### TASK INSTRUCTIONS
Exactly as written, print each record in the listing.

### SOURCE RECORDS

----

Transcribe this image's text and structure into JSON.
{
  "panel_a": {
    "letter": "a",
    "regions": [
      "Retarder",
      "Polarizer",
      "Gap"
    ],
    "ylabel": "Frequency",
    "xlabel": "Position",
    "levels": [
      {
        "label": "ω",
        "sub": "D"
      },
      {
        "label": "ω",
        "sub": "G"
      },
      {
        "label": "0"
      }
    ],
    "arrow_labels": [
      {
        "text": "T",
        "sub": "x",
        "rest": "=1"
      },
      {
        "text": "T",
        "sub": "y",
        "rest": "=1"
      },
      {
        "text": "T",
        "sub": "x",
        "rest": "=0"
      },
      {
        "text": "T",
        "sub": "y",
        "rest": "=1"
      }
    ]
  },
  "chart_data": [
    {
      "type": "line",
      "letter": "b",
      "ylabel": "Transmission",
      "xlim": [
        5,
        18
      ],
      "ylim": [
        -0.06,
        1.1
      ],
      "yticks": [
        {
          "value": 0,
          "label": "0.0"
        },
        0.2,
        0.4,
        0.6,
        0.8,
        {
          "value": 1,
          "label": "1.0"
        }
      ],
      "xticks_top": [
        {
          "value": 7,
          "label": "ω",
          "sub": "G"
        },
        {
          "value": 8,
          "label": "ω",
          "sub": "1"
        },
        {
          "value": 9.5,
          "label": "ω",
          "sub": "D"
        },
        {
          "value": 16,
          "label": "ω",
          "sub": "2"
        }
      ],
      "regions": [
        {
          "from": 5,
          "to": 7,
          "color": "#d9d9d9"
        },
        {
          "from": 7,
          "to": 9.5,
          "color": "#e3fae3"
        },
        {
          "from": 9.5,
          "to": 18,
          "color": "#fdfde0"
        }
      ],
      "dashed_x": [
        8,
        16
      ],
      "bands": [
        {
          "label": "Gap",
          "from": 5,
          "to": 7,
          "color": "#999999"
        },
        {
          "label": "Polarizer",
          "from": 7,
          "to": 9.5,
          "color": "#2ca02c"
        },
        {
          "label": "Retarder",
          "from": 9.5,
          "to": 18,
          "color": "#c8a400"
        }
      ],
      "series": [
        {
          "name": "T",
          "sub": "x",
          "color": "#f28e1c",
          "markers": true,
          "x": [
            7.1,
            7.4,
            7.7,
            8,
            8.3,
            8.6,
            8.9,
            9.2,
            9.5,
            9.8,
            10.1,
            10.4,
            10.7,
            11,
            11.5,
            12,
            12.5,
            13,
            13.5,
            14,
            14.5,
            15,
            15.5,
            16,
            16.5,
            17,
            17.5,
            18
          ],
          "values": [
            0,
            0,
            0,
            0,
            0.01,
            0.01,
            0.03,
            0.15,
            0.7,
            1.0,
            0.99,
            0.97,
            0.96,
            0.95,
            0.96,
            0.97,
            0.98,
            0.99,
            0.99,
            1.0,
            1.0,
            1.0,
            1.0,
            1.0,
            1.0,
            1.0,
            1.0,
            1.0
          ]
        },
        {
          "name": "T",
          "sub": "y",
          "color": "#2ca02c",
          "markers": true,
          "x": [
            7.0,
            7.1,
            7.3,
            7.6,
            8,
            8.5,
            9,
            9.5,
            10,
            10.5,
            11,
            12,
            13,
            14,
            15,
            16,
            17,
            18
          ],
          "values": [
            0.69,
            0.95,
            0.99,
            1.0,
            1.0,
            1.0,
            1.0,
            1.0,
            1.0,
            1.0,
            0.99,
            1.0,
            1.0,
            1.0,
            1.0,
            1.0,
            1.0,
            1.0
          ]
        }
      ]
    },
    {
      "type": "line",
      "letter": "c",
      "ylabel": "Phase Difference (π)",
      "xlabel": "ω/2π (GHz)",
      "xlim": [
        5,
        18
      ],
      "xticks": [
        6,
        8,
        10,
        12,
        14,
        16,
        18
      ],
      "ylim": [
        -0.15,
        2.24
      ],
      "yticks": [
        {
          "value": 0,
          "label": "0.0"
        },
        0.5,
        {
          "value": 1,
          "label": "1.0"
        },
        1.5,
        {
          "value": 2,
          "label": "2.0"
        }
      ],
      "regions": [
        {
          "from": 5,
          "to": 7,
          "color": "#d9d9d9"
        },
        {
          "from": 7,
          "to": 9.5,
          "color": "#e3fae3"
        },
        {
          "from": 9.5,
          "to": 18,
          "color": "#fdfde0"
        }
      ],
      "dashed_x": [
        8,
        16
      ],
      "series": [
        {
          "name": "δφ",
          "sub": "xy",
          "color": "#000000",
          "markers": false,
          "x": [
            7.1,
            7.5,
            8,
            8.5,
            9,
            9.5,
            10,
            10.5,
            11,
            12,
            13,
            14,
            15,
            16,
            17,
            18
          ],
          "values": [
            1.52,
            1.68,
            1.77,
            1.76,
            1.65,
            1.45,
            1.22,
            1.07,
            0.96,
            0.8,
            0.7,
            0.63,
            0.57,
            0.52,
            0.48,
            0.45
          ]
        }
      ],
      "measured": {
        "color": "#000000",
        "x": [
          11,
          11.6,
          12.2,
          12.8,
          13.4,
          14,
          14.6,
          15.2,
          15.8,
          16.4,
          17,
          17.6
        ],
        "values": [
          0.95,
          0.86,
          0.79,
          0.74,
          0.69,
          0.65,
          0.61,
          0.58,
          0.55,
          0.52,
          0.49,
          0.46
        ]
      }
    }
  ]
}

----

### RESULT OF THE EXERCISE
Transcribe this image's text and structure into JSON.
{
  "panel_a": {
    "letter": "a",
    "regions": [
      "Retarder",
      "Polarizer",
      "Gap"
    ],
    "ylabel": "Frequency",
    "xlabel": "Position",
    "levels": [
      {
        "label": "ω",
        "sub": "D"
      },
      {
        "label": "ω",
        "sub": "G"
      },
      {
        "label": "0"
      }
    ],
    "arrow_labels": [
      {
        "text": "T",
        "sub": "x",
        "rest": "=1"
      },
      {
        "text": "T",
        "sub": "y",
        "rest": "=1"
      },
      {
        "text": "T",
        "sub": "x",
        "rest": "=0"
      },
      {
        "text": "T",
        "sub": "y",
        "rest": "=1"
      }
    ]
  },
  "chart_data": [
    {
      "type": "line",
      "letter": "b",
      "ylabel": "Transmission",
      "xlim": [
        5,
        18
      ],
      "ylim": [
        -0.06,
        1.1
      ],
      "yticks": [
        {
          "value": 0,
          "label": "0.0"
        },
        0.2,
        0.4,
        0.6,
        0.8,
        {
          "value": 1,
          "label": "1.0"
        }
      ],
      "xticks_top": [
        {
          "value": 7,
          "label": "ω",
          "sub": "G"
        },
        {
          "value": 8,
          "label": "ω",
          "sub": "1"
        },
        {
          "value": 9.5,
          "label": "ω",
          "sub": "D"
        },
        {
          "value": 16,
          "label": "ω",
          "sub": "2"
        }
      ],
      "regions": [
        {
          "from": 5,
          "to": 7,
          "color": "#d9d9d9"
        },
        {
          "from": 7,
          "to": 9.5,
          "color": "#e3fae3"
        },
        {
          "from": 9.5,
          "to": 18,
          "color": "#fdfde0"
        }
      ],
      "dashed_x": [
        8,
        16
      ],
      "bands": [
        {
          "label": "Gap",
          "from": 5,
          "to": 7,
          "color": "#999999"
        },
        {
          "label": "Polarizer",
          "from": 7,
          "to": 9.5,
          "color": "#2ca02c"
        },
        {
          "label": "Retarder",
          "from": 9.5,
          "to": 18,
          "color": "#c8a400"
        }
      ],
      "series": [
        {
          "name": "T",
          "sub": "x",
          "color": "#f28e1c",
          "markers": true,
          "x": [
            7.1,
            7.4,
            7.7,
            8,
            8.3,
            8.6,
            8.9,
            9.2,
            9.5,
            9.8,
            10.1,
            10.4,
            10.7,
            11,
            11.5,
            12,
            12.5,
            13,
            13.5,
            14,
            14.5,
            15,
            15.5,
            16,
            16.5,
            17,
            17.5,
            18
          ],
          "values": [
            0,
            0,
            0,
            0,
            0.01,
            0.01,
            0.03,
            0.15,
            0.7,
            1.0,
            0.99,
            0.97,
            0.96,
            0.95,
            0.96,
            0.97,
            0.98,
            0.99,
            0.99,
            1.0,
            1.0,
            1.0,
            1.0,
            1.0,
            1.0,
            1.0,
            1.0,
            1.0
          ]
        },
        {
          "name": "T",
          "sub": "y",
          "color": "#2ca02c",
          "markers": true,
          "x": [
            7.0,
            7.1,
            7.3,
            7.6,
            8,
            8.5,
            9,
            9.5,
            10,
            10.5,
            11,
            12,
            13,
            14,
            15,
            16,
            17,
            18
          ],
          "values": [
            0.69,
            0.95,
            0.99,
            1.0,
            1.0,
            1.0,
            1.0,
            1.0,
            1.0,
            1.0,
            0.99,
            1.0,
            1.0,
            1.0,
            1.0,
            1.0,
            1.0,
            1.0
          ]
        }
      ]
    },
    {
      "type": "line",
      "letter": "c",
      "ylabel": "Phase Difference (π)",
      "xlabel": "ω/2π (GHz)",
      "xlim": [
        5,
        18
      ],
      "xticks": [
        6,
        8,
        10,
        12,
        14,
        16,
        18
      ],
      "ylim": [
        -0.15,
        2.24
      ],
      "yticks": [
        {
          "value": 0,
          "label": "0.0"
        },
        0.5,
        {
          "value": 1,
          "label": "1.0"
        },
        1.5,
        {
          "value": 2,
          "label": "2.0"
        }
      ],
      "regions": [
        {
          "from": 5,
          "to": 7,
          "color": "#d9d9d9"
        },
        {
          "from": 7,
          "to": 9.5,
          "color": "#e3fae3"
        },
        {
          "from": 9.5,
          "to": 18,
          "color": "#fdfde0"
        }
      ],
      "dashed_x": [
        8,
        16
      ],
      "series": [
        {
          "name": "δφ",
          "sub": "xy",
          "color": "#000000",
          "markers": false,
          "x": [
            7.1,
            7.5,
            8,
            8.5,
            9,
            9.5,
            10,
            10.5,
            11,
            12,
            13,
            14,
            15,
            16,
            17,
            18
          ],
          "values": [
            1.52,
            1.68,
            1.77,
            1.76,
            1.65,
            1.45,
            1.22,
            1.07,
            0.96,
            0.8,
            0.7,
            0.63,
            0.57,
            0.52,
            0.48,
            0.45
          ]
        }
      ],
      "measured": {
        "color": "#000000",
        "x": [
          11,
          11.6,
          12.2,
          12.8,
          13.4,
          14,
          14.6,
          15.2,
          15.8,
          16.4,
          17,
          17.6
        ],
        "values": [
          0.95,
          0.86,
          0.79,
          0.74,
          0.69,
          0.65,
          0.61,
          0.58,
          0.55,
          0.52,
          0.49,
          0.46
        ]
      }
    }
  ]
}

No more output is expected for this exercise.